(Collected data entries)
┏━━

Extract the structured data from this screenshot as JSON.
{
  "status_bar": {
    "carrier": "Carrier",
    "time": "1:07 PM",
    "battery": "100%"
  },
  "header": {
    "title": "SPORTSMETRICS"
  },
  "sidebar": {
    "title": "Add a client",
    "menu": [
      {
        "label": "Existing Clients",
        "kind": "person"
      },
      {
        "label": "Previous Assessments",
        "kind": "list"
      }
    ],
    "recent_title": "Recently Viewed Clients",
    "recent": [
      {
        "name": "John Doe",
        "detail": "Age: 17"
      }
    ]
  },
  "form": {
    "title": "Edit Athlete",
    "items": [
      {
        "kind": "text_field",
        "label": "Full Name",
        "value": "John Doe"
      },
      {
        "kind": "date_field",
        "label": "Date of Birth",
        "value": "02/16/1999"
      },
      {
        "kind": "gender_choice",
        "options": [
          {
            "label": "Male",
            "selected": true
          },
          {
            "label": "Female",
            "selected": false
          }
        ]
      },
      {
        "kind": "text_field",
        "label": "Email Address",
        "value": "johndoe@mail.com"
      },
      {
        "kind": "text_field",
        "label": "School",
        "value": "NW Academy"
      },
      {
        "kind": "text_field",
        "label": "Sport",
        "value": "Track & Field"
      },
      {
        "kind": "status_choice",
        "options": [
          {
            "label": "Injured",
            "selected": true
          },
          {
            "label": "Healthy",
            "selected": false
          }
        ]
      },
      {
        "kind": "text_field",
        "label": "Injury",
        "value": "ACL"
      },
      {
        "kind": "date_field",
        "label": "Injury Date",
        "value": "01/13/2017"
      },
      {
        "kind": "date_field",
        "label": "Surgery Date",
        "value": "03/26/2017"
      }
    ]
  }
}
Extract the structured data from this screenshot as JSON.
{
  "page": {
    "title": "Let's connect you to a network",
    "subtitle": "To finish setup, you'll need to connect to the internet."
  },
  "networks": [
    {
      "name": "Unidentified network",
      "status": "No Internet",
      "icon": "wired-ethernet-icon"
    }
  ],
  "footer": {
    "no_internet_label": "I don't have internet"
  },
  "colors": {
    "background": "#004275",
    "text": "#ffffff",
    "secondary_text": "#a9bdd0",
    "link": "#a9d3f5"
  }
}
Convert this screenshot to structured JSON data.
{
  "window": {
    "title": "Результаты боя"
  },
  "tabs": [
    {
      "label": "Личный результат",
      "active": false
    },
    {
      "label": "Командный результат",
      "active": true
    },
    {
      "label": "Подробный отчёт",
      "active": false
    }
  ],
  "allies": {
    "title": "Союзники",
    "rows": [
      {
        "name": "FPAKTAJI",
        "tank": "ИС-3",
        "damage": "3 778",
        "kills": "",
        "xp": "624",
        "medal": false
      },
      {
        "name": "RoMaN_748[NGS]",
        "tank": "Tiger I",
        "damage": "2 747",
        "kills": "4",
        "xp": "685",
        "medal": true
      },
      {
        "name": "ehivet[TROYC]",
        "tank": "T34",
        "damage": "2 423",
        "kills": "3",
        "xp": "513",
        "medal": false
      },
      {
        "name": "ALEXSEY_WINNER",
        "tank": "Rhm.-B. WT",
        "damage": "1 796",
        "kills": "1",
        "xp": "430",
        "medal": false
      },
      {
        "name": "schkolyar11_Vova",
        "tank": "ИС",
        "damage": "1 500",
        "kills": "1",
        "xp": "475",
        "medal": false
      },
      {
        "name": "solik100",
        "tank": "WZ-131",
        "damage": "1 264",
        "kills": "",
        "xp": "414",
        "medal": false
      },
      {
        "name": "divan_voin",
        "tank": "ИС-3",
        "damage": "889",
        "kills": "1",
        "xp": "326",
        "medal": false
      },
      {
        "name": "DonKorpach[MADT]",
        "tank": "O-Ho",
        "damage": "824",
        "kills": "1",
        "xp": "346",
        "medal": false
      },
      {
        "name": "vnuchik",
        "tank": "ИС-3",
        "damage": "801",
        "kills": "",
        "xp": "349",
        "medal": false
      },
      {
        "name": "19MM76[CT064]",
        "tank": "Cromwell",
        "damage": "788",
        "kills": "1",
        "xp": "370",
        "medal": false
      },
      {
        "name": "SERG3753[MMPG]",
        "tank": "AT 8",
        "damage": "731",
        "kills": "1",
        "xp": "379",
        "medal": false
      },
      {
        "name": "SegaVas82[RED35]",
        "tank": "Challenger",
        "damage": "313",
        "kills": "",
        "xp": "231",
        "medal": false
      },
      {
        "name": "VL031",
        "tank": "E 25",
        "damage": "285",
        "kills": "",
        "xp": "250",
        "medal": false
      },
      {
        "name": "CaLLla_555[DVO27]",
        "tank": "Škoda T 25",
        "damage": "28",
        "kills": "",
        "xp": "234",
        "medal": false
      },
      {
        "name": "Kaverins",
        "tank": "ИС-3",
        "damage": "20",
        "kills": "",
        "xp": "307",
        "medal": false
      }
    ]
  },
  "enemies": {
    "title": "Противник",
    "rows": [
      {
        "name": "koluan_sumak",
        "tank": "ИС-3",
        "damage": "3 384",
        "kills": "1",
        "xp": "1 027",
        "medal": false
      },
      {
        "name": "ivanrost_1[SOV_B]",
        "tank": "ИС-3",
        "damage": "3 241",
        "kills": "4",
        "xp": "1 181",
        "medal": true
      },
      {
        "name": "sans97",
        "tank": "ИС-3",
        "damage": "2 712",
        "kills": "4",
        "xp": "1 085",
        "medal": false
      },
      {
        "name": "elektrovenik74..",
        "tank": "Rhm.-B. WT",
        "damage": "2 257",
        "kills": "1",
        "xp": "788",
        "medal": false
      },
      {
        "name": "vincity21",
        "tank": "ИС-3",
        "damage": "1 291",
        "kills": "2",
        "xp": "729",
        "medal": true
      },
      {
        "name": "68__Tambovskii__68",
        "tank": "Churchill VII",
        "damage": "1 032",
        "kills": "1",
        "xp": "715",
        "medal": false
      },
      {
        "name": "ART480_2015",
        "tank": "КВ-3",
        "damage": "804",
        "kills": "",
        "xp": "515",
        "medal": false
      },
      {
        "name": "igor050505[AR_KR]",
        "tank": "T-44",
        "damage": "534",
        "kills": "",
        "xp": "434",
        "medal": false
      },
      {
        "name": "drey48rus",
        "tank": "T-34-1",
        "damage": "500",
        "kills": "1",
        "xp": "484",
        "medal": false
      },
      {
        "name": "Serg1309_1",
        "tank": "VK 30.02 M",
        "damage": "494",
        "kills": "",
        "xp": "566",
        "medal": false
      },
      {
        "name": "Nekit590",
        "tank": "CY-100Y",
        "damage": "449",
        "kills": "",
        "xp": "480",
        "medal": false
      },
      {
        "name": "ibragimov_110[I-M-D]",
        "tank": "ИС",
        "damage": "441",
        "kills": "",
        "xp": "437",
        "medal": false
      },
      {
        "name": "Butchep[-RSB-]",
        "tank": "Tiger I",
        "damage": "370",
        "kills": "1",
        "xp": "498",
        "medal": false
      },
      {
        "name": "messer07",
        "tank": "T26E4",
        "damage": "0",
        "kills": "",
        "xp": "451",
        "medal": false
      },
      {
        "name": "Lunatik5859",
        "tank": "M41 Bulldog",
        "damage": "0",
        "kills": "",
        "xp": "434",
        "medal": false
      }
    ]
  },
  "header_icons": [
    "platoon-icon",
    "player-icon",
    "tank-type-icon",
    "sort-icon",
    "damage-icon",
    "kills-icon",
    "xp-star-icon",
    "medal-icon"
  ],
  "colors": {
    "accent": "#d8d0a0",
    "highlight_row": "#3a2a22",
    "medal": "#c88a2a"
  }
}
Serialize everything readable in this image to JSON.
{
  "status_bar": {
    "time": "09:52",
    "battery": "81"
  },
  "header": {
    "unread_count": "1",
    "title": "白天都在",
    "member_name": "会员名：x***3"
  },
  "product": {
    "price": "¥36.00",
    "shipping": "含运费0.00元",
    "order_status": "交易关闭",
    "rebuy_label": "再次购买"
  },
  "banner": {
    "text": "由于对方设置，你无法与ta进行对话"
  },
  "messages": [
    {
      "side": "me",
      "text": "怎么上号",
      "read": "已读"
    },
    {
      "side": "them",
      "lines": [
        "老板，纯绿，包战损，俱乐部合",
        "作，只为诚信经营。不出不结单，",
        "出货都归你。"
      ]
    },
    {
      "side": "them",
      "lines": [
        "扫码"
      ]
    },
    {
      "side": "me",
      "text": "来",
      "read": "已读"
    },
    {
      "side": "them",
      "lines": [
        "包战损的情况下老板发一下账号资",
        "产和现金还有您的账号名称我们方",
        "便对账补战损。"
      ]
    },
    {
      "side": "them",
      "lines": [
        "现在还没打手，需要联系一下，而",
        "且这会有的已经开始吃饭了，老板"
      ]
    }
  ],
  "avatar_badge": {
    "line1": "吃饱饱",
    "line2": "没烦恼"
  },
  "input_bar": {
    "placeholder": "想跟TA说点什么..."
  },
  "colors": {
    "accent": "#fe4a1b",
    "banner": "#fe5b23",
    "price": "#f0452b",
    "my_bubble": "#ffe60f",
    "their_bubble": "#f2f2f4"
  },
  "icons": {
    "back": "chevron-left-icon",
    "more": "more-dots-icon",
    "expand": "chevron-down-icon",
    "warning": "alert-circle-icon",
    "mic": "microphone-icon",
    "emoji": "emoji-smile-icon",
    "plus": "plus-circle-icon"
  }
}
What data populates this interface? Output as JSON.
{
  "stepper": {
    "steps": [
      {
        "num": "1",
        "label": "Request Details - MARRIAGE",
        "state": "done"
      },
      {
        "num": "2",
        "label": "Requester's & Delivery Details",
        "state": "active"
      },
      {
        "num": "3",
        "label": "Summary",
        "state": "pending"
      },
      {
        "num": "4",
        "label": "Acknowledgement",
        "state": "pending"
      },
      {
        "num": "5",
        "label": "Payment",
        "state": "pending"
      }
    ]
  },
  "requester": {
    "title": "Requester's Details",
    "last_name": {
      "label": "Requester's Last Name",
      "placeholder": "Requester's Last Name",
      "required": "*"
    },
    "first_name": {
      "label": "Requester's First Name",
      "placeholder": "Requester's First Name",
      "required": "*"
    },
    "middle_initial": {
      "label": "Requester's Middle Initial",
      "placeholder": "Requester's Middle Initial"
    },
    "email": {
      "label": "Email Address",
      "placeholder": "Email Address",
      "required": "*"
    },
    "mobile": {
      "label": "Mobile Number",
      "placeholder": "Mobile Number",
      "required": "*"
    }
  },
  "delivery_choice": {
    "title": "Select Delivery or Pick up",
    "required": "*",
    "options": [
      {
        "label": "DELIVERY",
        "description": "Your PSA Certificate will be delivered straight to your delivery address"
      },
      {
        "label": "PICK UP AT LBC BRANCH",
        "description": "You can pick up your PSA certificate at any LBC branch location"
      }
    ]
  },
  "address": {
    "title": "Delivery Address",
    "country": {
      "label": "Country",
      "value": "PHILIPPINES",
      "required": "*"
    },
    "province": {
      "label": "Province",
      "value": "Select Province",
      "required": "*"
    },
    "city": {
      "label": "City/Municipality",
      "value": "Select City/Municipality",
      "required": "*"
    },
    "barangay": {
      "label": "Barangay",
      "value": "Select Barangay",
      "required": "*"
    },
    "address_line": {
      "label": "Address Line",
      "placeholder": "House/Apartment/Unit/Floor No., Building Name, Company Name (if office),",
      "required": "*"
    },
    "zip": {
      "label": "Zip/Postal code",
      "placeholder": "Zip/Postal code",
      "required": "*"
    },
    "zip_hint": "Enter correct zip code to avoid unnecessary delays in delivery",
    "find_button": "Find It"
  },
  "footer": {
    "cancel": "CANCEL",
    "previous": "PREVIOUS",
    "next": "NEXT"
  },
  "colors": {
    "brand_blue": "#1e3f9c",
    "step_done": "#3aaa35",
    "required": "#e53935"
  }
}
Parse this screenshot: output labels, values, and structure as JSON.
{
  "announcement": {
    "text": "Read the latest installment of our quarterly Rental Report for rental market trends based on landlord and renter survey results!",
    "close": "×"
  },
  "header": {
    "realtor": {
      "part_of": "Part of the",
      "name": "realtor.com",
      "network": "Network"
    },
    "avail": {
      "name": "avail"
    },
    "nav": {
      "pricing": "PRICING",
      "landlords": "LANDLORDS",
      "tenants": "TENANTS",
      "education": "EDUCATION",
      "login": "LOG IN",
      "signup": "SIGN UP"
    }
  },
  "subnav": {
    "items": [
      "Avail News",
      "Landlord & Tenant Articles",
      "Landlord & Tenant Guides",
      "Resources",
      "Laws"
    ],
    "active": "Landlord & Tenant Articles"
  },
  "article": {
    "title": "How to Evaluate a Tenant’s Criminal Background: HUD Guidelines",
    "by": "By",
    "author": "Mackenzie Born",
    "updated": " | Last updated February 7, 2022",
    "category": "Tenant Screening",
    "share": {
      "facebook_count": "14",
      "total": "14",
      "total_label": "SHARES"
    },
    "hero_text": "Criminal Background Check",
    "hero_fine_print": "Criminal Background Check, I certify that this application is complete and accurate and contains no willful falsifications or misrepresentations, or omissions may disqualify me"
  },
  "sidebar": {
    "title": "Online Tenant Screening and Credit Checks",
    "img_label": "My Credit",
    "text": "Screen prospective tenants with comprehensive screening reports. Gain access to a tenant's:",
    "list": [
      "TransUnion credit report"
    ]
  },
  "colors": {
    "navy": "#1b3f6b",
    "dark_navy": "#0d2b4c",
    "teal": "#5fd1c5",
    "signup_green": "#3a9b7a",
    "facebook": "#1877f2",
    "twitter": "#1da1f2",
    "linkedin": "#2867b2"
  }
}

┗━━

◆ **Your goal**
Within the data above, pick out all lines holding the word "Details".

◆ **Written solution**
        "label": "Request Details - MARRIAGE",
        "label": "Requester's & Delivery Details",
    "title": "Requester's Details",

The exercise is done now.